Return the number of lines in which the word "Colony" appears; add nothing else.

>>>

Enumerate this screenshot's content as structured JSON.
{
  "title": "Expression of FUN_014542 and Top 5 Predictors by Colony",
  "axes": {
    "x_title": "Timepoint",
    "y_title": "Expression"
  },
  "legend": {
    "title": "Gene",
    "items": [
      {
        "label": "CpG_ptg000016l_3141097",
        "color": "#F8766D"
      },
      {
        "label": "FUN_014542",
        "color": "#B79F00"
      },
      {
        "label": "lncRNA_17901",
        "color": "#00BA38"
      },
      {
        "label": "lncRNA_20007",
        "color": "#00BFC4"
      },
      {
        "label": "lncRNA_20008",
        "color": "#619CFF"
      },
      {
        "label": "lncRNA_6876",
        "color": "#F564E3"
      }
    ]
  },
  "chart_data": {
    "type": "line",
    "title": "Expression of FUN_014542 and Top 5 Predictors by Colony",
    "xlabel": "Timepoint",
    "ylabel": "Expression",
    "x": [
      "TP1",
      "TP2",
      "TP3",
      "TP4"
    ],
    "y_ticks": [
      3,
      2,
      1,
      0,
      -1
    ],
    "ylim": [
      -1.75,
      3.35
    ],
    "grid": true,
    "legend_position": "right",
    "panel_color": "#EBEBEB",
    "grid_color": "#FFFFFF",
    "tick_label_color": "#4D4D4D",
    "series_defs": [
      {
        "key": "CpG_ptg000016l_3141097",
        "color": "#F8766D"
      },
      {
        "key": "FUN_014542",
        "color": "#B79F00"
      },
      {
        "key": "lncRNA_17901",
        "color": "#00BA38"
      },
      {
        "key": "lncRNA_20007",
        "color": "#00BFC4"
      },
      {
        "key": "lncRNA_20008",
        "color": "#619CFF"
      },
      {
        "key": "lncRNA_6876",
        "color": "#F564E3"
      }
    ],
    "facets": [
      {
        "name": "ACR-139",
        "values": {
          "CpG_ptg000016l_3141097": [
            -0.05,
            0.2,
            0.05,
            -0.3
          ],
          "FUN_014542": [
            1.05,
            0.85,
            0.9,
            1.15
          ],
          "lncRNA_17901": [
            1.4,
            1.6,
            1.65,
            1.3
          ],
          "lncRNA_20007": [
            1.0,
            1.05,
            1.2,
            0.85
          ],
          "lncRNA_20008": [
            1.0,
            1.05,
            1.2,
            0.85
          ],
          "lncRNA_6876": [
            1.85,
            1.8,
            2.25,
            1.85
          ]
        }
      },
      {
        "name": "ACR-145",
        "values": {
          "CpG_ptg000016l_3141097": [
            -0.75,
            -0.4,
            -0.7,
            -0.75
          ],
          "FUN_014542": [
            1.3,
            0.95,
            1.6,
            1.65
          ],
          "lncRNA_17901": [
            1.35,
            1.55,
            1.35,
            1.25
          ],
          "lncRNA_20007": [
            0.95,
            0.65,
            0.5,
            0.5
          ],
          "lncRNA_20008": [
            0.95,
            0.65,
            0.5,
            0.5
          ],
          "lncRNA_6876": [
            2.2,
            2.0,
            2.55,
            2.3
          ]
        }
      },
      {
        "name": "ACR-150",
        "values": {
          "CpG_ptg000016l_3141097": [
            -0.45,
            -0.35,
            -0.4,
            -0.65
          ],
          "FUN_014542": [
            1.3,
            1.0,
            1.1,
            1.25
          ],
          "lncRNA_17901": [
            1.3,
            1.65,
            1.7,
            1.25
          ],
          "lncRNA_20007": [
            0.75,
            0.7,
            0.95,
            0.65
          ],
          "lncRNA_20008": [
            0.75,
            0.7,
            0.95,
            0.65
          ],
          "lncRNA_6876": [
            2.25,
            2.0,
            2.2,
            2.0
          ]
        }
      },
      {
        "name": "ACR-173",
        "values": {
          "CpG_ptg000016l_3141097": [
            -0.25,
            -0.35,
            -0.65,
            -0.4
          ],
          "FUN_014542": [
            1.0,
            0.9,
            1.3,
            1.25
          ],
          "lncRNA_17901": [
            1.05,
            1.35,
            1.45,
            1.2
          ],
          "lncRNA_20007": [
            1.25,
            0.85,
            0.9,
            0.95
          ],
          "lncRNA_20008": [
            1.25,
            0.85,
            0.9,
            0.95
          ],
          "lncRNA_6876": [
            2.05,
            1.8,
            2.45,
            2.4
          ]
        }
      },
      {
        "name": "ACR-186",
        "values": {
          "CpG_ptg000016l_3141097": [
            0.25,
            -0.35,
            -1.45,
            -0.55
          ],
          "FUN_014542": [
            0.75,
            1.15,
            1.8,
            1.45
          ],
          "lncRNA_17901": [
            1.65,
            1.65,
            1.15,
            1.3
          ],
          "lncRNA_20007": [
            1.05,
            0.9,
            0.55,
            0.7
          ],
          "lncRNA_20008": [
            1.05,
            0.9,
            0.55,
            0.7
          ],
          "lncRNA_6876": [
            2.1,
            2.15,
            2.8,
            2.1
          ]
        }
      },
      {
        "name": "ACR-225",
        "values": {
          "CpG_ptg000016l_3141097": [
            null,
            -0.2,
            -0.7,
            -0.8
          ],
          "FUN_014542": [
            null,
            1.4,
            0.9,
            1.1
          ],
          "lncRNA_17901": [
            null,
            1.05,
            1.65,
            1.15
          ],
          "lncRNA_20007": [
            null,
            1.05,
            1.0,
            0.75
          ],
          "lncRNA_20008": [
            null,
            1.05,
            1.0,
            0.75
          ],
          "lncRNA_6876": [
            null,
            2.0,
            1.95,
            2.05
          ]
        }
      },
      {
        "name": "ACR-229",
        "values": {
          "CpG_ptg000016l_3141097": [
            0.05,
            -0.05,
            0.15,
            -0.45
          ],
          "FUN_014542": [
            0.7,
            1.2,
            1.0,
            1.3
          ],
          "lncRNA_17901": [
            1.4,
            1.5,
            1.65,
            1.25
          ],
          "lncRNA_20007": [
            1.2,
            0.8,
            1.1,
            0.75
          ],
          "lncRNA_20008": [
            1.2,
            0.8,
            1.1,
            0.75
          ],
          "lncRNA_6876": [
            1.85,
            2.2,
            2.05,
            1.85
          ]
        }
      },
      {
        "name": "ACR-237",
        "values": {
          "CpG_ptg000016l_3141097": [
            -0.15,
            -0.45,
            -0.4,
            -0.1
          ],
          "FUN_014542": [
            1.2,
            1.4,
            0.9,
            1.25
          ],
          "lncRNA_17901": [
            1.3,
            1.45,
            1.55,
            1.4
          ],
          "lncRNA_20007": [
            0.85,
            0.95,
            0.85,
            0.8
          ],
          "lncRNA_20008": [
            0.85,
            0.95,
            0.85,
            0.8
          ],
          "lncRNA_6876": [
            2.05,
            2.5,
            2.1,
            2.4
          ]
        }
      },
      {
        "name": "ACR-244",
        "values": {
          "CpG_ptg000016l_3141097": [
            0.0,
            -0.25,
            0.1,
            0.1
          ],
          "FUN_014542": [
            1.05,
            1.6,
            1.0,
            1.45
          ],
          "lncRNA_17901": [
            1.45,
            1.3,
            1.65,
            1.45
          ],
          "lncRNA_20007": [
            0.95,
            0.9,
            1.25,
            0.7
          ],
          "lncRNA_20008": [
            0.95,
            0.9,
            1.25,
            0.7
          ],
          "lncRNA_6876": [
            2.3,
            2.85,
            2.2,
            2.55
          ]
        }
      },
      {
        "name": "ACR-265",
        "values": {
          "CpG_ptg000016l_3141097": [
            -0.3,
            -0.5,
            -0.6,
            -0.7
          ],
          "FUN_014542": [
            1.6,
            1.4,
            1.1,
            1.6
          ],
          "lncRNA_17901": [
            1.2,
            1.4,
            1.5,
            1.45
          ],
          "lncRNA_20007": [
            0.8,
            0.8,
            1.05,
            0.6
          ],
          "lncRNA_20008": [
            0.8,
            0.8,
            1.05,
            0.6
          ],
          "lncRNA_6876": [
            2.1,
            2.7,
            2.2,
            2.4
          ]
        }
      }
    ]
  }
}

<<<

# Output for this exercise
2